(Brief):
Copy out every record below, word for word.

(Raw records):
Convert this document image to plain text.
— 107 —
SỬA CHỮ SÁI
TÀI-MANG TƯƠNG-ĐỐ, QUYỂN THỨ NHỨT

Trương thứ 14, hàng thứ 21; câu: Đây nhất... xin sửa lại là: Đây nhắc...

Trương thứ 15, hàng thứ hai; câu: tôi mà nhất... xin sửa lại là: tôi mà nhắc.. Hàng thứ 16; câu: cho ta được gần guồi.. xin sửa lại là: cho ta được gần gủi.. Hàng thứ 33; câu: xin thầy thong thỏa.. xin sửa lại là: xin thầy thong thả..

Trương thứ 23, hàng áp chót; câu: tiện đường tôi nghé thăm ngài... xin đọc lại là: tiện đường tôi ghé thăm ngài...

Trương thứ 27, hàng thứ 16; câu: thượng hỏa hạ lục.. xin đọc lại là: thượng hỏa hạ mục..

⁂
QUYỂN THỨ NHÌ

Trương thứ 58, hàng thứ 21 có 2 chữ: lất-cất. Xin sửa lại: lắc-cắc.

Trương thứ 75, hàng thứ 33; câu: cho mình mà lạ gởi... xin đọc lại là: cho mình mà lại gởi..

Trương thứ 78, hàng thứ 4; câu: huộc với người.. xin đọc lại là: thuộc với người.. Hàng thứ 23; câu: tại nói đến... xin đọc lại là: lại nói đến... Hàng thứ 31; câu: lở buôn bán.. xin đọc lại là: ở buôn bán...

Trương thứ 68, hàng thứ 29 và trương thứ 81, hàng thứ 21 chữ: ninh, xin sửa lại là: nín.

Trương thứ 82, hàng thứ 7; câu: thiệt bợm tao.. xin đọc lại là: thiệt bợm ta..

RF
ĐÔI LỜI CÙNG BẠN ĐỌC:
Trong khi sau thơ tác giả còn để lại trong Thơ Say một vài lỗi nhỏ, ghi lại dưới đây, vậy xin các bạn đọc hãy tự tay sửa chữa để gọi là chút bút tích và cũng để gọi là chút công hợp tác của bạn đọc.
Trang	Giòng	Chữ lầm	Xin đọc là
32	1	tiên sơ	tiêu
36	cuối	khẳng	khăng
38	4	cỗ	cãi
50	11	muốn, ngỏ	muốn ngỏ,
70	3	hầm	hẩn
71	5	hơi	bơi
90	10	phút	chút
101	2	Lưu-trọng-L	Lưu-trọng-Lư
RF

(Finished task):
Convert this document image to plain text.
— 107 —
SỬA CHỮ SÁI
TÀI-MANG TƯƠNG-ĐỐ, QUYỂN THỨ NHỨT

Trương thứ 14, hàng thứ 21; câu: Đây nhất... xin sửa lại là: Đây nhắc...

Trương thứ 15, hàng thứ hai; câu: tôi mà nhất... xin sửa lại là: tôi mà nhắc.. Hàng thứ 16; câu: cho ta được gần guồi.. xin sửa lại là: cho ta được gần gủi.. Hàng thứ 33; câu: xin thầy thong thỏa.. xin sửa lại là: xin thầy thong thả..

Trương thứ 23, hàng áp chót; câu: tiện đường tôi nghé thăm ngài... xin đọc lại là: tiện đường tôi ghé thăm ngài...

Trương thứ 27, hàng thứ 16; câu: thượng hỏa hạ lục.. xin đọc lại là: thượng hỏa hạ mục..

⁂
QUYỂN THỨ NHÌ

Trương thứ 58, hàng thứ 21 có 2 chữ: lất-cất. Xin sửa lại: lắc-cắc.

Trương thứ 75, hàng thứ 33; câu: cho mình mà lạ gởi... xin đọc lại là: cho mình mà lại gởi..

Trương thứ 78, hàng thứ 4; câu: huộc với người.. xin đọc lại là: thuộc với người.. Hàng thứ 23; câu: tại nói đến... xin đọc lại là: lại nói đến... Hàng thứ 31; câu: lở buôn bán.. xin đọc lại là: ở buôn bán...

Trương thứ 68, hàng thứ 29 và trương thứ 81, hàng thứ 21 chữ: ninh, xin sửa lại là: nín.

Trương thứ 82, hàng thứ 7; câu: thiệt bợm tao.. xin đọc lại là: thiệt bợm ta..

RF
ĐÔI LỜI CÙNG BẠN ĐỌC:
Trong khi sau thơ tác giả còn để lại trong Thơ Say một vài lỗi nhỏ, ghi lại dưới đây, vậy xin các bạn đọc hãy tự tay sửa chữa để gọi là chút bút tích và cũng để gọi là chút công hợp tác của bạn đọc.
Trang	Giòng	Chữ lầm	Xin đọc là
32	1	tiên sơ	tiêu
36	cuối	khẳng	khăng
38	4	cỗ	cãi
50	11	muốn, ngỏ	muốn ngỏ,
70	3	hầm	hẩn
71	5	hơi	bơi
90	10	phút	chút
101	2	Lưu-trọng-L	Lưu-trọng-Lư
RF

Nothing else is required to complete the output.